*INSTRUCTIONS TO FOLLOW*. Restate the whole of the material. Keep every word, and drop the pictures.

[Data records]

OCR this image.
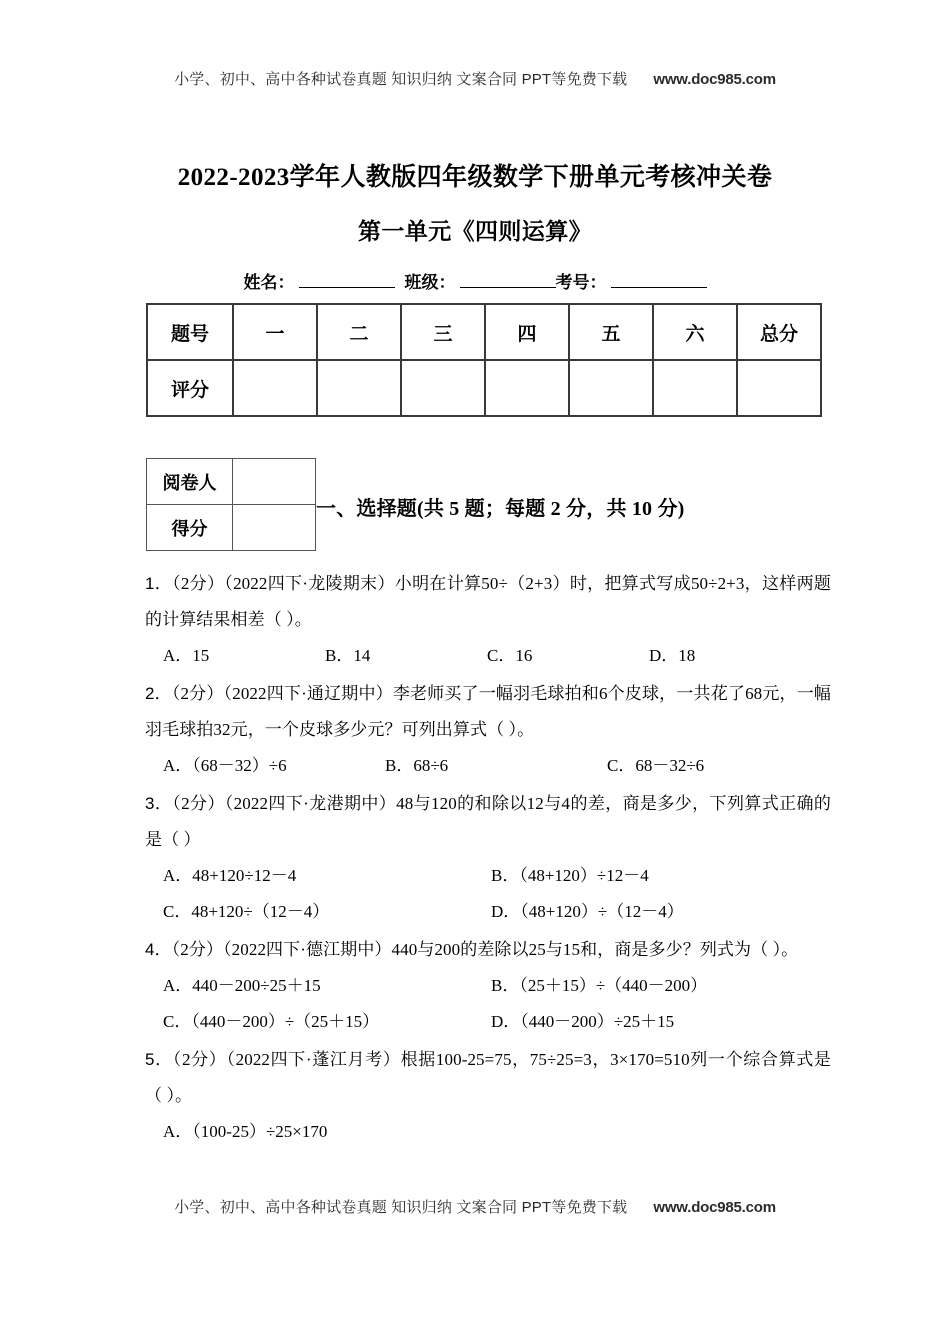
小学、初中、高中各种试卷真题 知识归纳 文案合同 PPT等免费下载 www.doc985.com
2022-2023学年人教版四年级数学下册单元考核冲关卷
第一单元《四则运算》
姓名：	班级：	考号：
题号	一	二	三	四	五	六	总分
评分							
阅卷人	
得分	
一、选择题(共 5 题；每题 2 分，共 10 分)
1．（2分）（2022四下·龙陵期末）小明在计算50÷（2+3）时，把算式写成50÷2+3，这样两题的计算结果相差（ ）。
A．15	B．14	C．16	D．18
2．（2分）（2022四下·通辽期中）李老师买了一幅羽毛球拍和6个皮球，一共花了68元，一幅羽毛球拍32元，一个皮球多少元？可列出算式（ ）。
A．（68－32）÷6	B．68÷6	C．68－32÷6
3．（2分）（2022四下·龙港期中）48与120的和除以12与4的差，商是多少，下列算式正确的是（ ）
A．48+120÷12－4	B．（48+120）÷12－4
C．48+120÷（12－4）	D．（48+120）÷（12－4）
4．（2分）（2022四下·德江期中）440与200的差除以25与15和，商是多少？列式为（ ）。
A．440－200÷25＋15	B．（25＋15）÷（440－200）
C．（440－200）÷（25＋15）	D．（440－200）÷25＋15
5．（2分）（2022四下·蓬江月考）根据100-25=75，75÷25=3，3×170=510列一个综合算式是（ ）。
A．（100-25）÷25×170
小学、初中、高中各种试卷真题 知识归纳 文案合同 PPT等免费下载 www.doc985.com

*EXERCISE ANSWER*.
OCR this image.
小学、初中、高中各种试卷真题 知识归纳 文案合同 PPT等免费下载 www.doc985.com
2022-2023学年人教版四年级数学下册单元考核冲关卷
第一单元《四则运算》
姓名：	班级：	考号：
题号	一	二	三	四	五	六	总分
评分							
阅卷人	
得分	
一、选择题(共 5 题；每题 2 分，共 10 分)
1．（2分）（2022四下·龙陵期末）小明在计算50÷（2+3）时，把算式写成50÷2+3，这样两题的计算结果相差（ ）。
A．15	B．14	C．16	D．18
2．（2分）（2022四下·通辽期中）李老师买了一幅羽毛球拍和6个皮球，一共花了68元，一幅羽毛球拍32元，一个皮球多少元？可列出算式（ ）。
A．（68－32）÷6	B．68÷6	C．68－32÷6
3．（2分）（2022四下·龙港期中）48与120的和除以12与4的差，商是多少，下列算式正确的是（ ）
A．48+120÷12－4	B．（48+120）÷12－4
C．48+120÷（12－4）	D．（48+120）÷（12－4）
4．（2分）（2022四下·德江期中）440与200的差除以25与15和，商是多少？列式为（ ）。
A．440－200÷25＋15	B．（25＋15）÷（440－200）
C．（440－200）÷（25＋15）	D．（440－200）÷25＋15
5．（2分）（2022四下·蓬江月考）根据100-25=75，75÷25=3，3×170=510列一个综合算式是（ ）。
A．（100-25）÷25×170
小学、初中、高中各种试卷真题 知识归纳 文案合同 PPT等免费下载 www.doc985.com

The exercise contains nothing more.